▶ _STATED TASK_: Filter the listing below, copying every line in which the word "восход" appears.

Recorded data:
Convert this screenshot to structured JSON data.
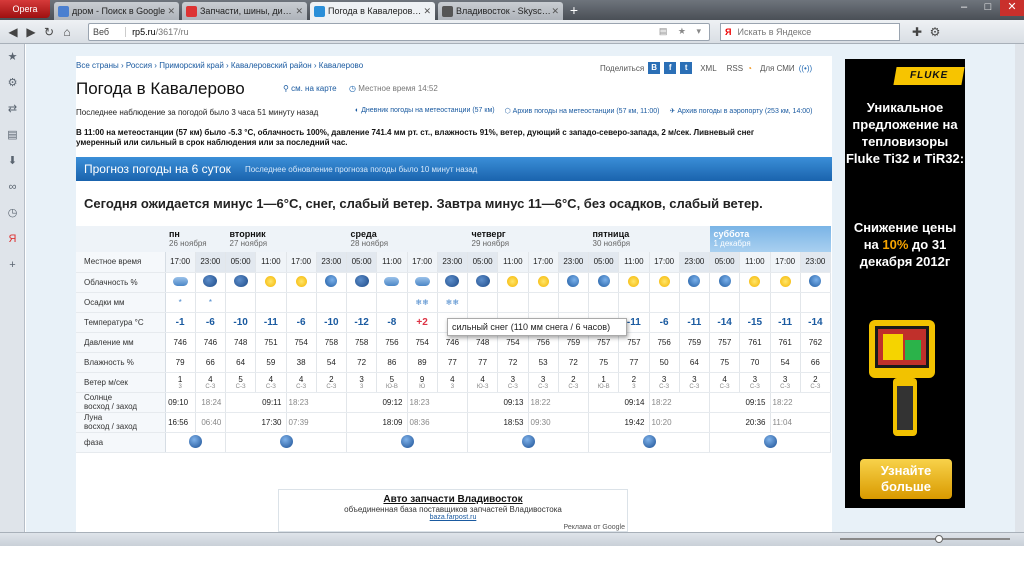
{
  "tabs": [
    {
      "label": "Opera"
    },
    {
      "label": "дром - Поиск в Google",
      "color": "#4a7fd0"
    },
    {
      "label": "Запчасти, шины, диск...",
      "color": "#d33"
    },
    {
      "label": "Погода в Кавалерово, ...",
      "color": "#2b8fd8",
      "active": true
    },
    {
      "label": "Владивосток - Skyscra...",
      "color": "#555"
    }
  ],
  "address": {
    "scheme": "Веб",
    "domain": "rp5.ru",
    "path": "/3617/ru",
    "search_placeholder": "Искать в Яндексе",
    "search_brand": "Я"
  },
  "breadcrumbs": "Все страны › Россия › Приморский край › Кавалеровский район › Кавалерово",
  "title": "Погода в Кавалерово",
  "on_map": "см. на карте",
  "local_time": "Местное время 14:52",
  "share": {
    "label": "Поделиться",
    "xml": "XML",
    "rss": "RSS",
    "sms": "Для СМИ"
  },
  "last_obs": "Последнее наблюдение за погодой было 3 часа 51 минуту назад",
  "links": [
    "Дневник погоды на метеостанции (57 км)",
    "Архив погоды на метеостанции (57 км, 11:00)",
    "Архив погоды в аэропорту (253 км, 14:00)"
  ],
  "obs_text_bold": "В 11:00 на метеостанции (57 км) было -5.3 °С, облачность 100%, давление 741.4 мм рт. ст., влажность 91%, ветер, дующий с западо-северо-запада, 2 м/сек. Ливневый снег",
  "obs_text_norm": "умеренный или сильный в срок наблюдения или за последний час.",
  "forecast_header": "Прогноз погоды на 6 суток",
  "forecast_update": "Последнее обновление прогноза погоды было 10 минут назад",
  "summary": "Сегодня ожидается минус 1—6°C, снег, слабый ветер. Завтра минус 11—6°C, без осадков, слабый ветер.",
  "row_labels": {
    "time": "Местное время",
    "cloud": "Облачность %",
    "precip": "Осадки мм",
    "temp": "Температура °С",
    "pressure": "Давление мм",
    "humidity": "Влажность %",
    "wind": "Ветер м/сек",
    "sun1": "Солнце",
    "sun2": "восход / заход",
    "moon1": "Луна",
    "moon2": "восход / заход",
    "phase": "фаза"
  },
  "days": [
    {
      "name": "пн",
      "date": "26 ноября",
      "span": 2
    },
    {
      "name": "вторник",
      "date": "27 ноября",
      "span": 4
    },
    {
      "name": "среда",
      "date": "28 ноября",
      "span": 4
    },
    {
      "name": "четверг",
      "date": "29 ноября",
      "span": 4
    },
    {
      "name": "пятница",
      "date": "30 ноября",
      "span": 4
    },
    {
      "name": "суббота",
      "date": "1 декабря",
      "span": 4
    }
  ],
  "cols": [
    {
      "time": "17:00",
      "icon": "cloud",
      "precip": "*",
      "temp": "-1",
      "p": "746",
      "h": "79",
      "w": "1",
      "wd": "3",
      "night": false
    },
    {
      "time": "23:00",
      "icon": "ncloud",
      "precip": "*",
      "temp": "-6",
      "p": "746",
      "h": "66",
      "w": "4",
      "wd": "С-З",
      "night": true
    },
    {
      "time": "05:00",
      "icon": "ncloud",
      "precip": "",
      "temp": "-10",
      "p": "748",
      "h": "64",
      "w": "5",
      "wd": "С-З",
      "night": true
    },
    {
      "time": "11:00",
      "icon": "sun",
      "precip": "",
      "temp": "-11",
      "p": "751",
      "h": "59",
      "w": "4",
      "wd": "С-З",
      "night": false
    },
    {
      "time": "17:00",
      "icon": "sun",
      "precip": "",
      "temp": "-6",
      "p": "754",
      "h": "38",
      "w": "4",
      "wd": "С-З",
      "night": false
    },
    {
      "time": "23:00",
      "icon": "moon",
      "precip": "",
      "temp": "-10",
      "p": "758",
      "h": "54",
      "w": "2",
      "wd": "С-З",
      "night": true
    },
    {
      "time": "05:00",
      "icon": "ncloud",
      "precip": "",
      "temp": "-12",
      "p": "758",
      "h": "72",
      "w": "3",
      "wd": "3",
      "night": true
    },
    {
      "time": "11:00",
      "icon": "cloud",
      "precip": "",
      "temp": "-8",
      "p": "756",
      "h": "86",
      "w": "5",
      "wd": "Ю-В",
      "night": false
    },
    {
      "time": "17:00",
      "icon": "cloud",
      "precip": "❄❄",
      "temp": "+2",
      "p": "754",
      "h": "89",
      "w": "9",
      "wd": "Ю",
      "night": false
    },
    {
      "time": "23:00",
      "icon": "ncloud",
      "precip": "❄❄",
      "temp": "",
      "p": "746",
      "h": "77",
      "w": "4",
      "wd": "3",
      "night": true
    },
    {
      "time": "05:00",
      "icon": "ncloud",
      "precip": "",
      "temp": "",
      "p": "748",
      "h": "77",
      "w": "4",
      "wd": "Ю-З",
      "night": true
    },
    {
      "time": "11:00",
      "icon": "sun",
      "precip": "",
      "temp": "",
      "p": "754",
      "h": "72",
      "w": "3",
      "wd": "С-З",
      "night": false
    },
    {
      "time": "17:00",
      "icon": "sun",
      "precip": "",
      "temp": "",
      "p": "756",
      "h": "53",
      "w": "3",
      "wd": "С-З",
      "night": false
    },
    {
      "time": "23:00",
      "icon": "moon",
      "precip": "",
      "temp": "",
      "p": "759",
      "h": "72",
      "w": "2",
      "wd": "С-З",
      "night": true
    },
    {
      "time": "05:00",
      "icon": "moon",
      "precip": "",
      "temp": "",
      "p": "757",
      "h": "75",
      "w": "1",
      "wd": "Ю-В",
      "night": true
    },
    {
      "time": "11:00",
      "icon": "sun",
      "precip": "",
      "temp": "-11",
      "p": "757",
      "h": "77",
      "w": "2",
      "wd": "3",
      "night": false
    },
    {
      "time": "17:00",
      "icon": "sun",
      "precip": "",
      "temp": "-6",
      "p": "756",
      "h": "50",
      "w": "3",
      "wd": "С-З",
      "night": false
    },
    {
      "time": "23:00",
      "icon": "moon",
      "precip": "",
      "temp": "-11",
      "p": "759",
      "h": "64",
      "w": "3",
      "wd": "С-З",
      "night": true
    },
    {
      "time": "05:00",
      "icon": "moon",
      "precip": "",
      "temp": "-14",
      "p": "757",
      "h": "75",
      "w": "4",
      "wd": "С-З",
      "night": true
    },
    {
      "time": "11:00",
      "icon": "sun",
      "precip": "",
      "temp": "-15",
      "p": "761",
      "h": "70",
      "w": "3",
      "wd": "С-З",
      "night": false
    },
    {
      "time": "17:00",
      "icon": "sun",
      "precip": "",
      "temp": "-11",
      "p": "761",
      "h": "54",
      "w": "3",
      "wd": "С-З",
      "night": false
    },
    {
      "time": "23:00",
      "icon": "moon",
      "precip": "",
      "temp": "-14",
      "p": "762",
      "h": "66",
      "w": "2",
      "wd": "С-З",
      "night": true
    }
  ],
  "sun": [
    {
      "rise": "09:10",
      "set": "18:24"
    },
    {
      "rise": "09:11",
      "set": "18:23"
    },
    {
      "rise": "09:12",
      "set": "18:23"
    },
    {
      "rise": "09:13",
      "set": "18:22"
    },
    {
      "rise": "09:14",
      "set": "18:22"
    },
    {
      "rise": "09:15",
      "set": "18:22"
    }
  ],
  "moon": [
    {
      "rise": "16:56",
      "set": "06:40"
    },
    {
      "rise": "17:30",
      "set": "07:39"
    },
    {
      "rise": "18:09",
      "set": "08:36"
    },
    {
      "rise": "18:53",
      "set": "09:30"
    },
    {
      "rise": "19:42",
      "set": "10:20"
    },
    {
      "rise": "20:36",
      "set": "11:04"
    }
  ],
  "tooltip": "сильный снег (110 мм снега / 6 часов)",
  "ad2": {
    "title": "Авто запчасти Владивосток",
    "desc": "объединенная база поставщиков запчастей Владивостока",
    "link": "baza.farpost.ru",
    "by": "Реклама от Google"
  },
  "fluke": {
    "logo": "FLUKE",
    "text": "Уникальное предложение на тепловизоры Fluke Ti32 и TiR32:",
    "sub_a": "Снижение цены на ",
    "sub_b": "10%",
    "sub_c": " до 31 декабря 2012г",
    "btn": "Узнайте больше"
  },
  "colors": {
    "accent": "#1a63ad",
    "warm": "#d33",
    "sat_header": "#7ab4e6",
    "ad_bg": "#000000",
    "ad_yellow": "#f7c400"
  }
}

▶ _COMPLETE ANSWER_:
    "sun2": "восход / заход",
    "moon2": "восход / заход",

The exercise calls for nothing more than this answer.